> Records supplied:
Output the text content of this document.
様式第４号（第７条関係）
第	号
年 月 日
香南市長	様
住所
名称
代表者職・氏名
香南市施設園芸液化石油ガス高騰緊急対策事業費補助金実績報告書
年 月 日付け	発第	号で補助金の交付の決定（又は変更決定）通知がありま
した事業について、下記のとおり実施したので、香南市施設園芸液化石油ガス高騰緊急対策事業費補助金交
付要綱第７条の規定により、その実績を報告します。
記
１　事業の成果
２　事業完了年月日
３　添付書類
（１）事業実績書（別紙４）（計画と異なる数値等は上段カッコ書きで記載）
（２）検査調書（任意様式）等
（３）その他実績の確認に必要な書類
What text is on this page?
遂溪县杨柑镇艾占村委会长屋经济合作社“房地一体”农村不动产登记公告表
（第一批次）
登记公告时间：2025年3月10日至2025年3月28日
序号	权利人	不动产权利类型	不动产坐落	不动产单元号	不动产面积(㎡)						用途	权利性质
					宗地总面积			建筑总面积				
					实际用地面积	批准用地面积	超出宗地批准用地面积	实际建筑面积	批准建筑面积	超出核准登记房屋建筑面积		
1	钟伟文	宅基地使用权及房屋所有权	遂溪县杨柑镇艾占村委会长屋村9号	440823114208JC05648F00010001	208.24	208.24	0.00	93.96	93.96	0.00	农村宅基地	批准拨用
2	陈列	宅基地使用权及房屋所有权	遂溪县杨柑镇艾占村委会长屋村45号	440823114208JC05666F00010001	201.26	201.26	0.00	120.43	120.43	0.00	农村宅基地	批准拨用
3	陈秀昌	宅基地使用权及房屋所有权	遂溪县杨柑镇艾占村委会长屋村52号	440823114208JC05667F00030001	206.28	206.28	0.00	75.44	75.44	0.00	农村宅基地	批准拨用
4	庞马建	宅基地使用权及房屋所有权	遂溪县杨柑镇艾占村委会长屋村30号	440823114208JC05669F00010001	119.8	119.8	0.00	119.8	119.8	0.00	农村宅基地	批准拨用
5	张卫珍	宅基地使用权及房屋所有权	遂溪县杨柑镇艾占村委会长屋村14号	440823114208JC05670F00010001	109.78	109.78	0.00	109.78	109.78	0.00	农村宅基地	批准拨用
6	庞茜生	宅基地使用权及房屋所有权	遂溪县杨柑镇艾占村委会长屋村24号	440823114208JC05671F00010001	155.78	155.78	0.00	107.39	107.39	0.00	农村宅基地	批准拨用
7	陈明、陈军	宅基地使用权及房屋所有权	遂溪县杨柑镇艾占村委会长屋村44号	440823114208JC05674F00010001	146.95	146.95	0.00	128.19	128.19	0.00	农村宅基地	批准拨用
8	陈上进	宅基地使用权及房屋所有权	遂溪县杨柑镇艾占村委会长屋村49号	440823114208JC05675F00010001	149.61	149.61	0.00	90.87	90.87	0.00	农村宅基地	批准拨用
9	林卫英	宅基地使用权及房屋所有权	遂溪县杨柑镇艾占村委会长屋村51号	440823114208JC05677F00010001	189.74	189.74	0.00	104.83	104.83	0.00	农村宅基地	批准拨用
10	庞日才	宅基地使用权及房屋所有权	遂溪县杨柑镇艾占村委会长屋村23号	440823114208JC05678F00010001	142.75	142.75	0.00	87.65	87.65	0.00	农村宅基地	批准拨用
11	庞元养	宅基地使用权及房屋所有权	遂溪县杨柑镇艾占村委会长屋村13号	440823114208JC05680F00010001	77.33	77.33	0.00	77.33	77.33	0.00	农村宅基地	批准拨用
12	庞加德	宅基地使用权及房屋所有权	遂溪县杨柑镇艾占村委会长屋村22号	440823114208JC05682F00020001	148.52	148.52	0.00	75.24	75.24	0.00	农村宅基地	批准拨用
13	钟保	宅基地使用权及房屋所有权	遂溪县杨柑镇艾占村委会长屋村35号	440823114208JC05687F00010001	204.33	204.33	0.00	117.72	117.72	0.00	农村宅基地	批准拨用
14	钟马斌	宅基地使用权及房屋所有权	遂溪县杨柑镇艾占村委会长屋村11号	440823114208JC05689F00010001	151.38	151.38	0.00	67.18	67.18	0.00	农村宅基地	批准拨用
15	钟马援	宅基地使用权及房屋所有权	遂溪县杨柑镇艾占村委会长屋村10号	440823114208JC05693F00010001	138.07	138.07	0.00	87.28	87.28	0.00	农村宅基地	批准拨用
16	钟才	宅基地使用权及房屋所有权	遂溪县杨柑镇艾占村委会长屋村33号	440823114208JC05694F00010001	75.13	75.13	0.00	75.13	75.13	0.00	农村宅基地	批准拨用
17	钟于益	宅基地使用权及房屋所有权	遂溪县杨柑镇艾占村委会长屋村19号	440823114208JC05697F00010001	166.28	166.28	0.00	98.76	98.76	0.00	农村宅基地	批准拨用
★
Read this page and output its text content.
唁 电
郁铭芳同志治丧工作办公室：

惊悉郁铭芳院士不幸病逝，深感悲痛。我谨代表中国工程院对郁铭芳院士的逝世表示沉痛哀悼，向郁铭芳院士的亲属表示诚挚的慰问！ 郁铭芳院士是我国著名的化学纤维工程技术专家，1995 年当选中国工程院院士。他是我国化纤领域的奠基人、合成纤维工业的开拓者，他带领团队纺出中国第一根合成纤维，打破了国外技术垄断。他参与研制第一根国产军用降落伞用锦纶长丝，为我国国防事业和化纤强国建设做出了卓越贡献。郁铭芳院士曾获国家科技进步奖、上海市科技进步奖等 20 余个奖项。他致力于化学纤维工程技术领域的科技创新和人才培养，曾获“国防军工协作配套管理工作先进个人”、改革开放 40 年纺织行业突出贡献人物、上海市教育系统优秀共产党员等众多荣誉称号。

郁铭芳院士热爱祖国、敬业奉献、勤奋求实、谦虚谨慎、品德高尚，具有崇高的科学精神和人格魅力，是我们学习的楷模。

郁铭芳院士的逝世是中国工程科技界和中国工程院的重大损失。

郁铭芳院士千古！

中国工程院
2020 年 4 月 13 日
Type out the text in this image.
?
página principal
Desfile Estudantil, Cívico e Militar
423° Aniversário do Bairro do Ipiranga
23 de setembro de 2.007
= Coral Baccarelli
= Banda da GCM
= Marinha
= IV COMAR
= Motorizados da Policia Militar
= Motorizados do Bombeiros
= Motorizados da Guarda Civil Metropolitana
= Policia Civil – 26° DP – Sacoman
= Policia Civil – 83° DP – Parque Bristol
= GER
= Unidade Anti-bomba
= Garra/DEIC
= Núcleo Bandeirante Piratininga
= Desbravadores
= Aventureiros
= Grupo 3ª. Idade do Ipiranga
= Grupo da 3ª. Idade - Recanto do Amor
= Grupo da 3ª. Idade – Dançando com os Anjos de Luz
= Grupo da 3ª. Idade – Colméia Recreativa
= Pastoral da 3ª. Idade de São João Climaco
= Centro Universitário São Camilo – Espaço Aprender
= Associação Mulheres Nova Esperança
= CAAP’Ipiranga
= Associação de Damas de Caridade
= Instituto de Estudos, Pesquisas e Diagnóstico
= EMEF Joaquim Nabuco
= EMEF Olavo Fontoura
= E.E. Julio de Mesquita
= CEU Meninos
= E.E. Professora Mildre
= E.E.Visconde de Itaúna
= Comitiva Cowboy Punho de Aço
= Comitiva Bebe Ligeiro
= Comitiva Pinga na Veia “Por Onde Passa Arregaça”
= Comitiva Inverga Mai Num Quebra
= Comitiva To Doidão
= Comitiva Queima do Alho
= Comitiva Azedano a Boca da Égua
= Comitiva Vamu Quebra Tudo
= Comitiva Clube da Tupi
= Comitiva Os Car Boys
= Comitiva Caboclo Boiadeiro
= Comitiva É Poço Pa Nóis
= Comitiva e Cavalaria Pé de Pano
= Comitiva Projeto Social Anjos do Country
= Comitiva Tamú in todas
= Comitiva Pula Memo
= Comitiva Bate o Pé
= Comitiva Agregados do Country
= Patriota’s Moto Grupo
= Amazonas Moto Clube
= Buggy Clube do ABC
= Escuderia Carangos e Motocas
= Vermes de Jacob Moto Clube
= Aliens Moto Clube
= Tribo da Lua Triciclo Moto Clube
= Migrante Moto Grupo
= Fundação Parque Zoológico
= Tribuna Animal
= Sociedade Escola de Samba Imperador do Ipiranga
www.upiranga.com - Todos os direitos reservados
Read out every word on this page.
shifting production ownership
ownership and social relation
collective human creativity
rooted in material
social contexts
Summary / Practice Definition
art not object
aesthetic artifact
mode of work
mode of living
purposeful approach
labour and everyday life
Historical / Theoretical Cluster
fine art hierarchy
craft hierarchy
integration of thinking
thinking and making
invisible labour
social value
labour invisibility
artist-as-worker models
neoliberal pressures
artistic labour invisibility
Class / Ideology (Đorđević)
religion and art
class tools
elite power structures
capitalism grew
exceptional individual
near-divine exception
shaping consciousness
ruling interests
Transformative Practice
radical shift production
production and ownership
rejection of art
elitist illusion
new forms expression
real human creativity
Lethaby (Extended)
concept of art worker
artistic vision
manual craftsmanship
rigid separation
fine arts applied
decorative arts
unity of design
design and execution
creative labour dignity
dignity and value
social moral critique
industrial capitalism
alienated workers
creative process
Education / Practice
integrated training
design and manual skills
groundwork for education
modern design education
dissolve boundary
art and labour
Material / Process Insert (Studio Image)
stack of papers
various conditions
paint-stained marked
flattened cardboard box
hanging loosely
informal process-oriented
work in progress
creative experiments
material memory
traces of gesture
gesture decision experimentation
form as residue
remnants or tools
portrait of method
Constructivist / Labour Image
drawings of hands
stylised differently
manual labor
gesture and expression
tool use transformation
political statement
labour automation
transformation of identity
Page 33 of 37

> Exercise details: Extract all lines from the data in which "Country" is found.

> Completed exercise:
= Comitiva Projeto Social Anjos do Country
= Comitiva Agregados do Country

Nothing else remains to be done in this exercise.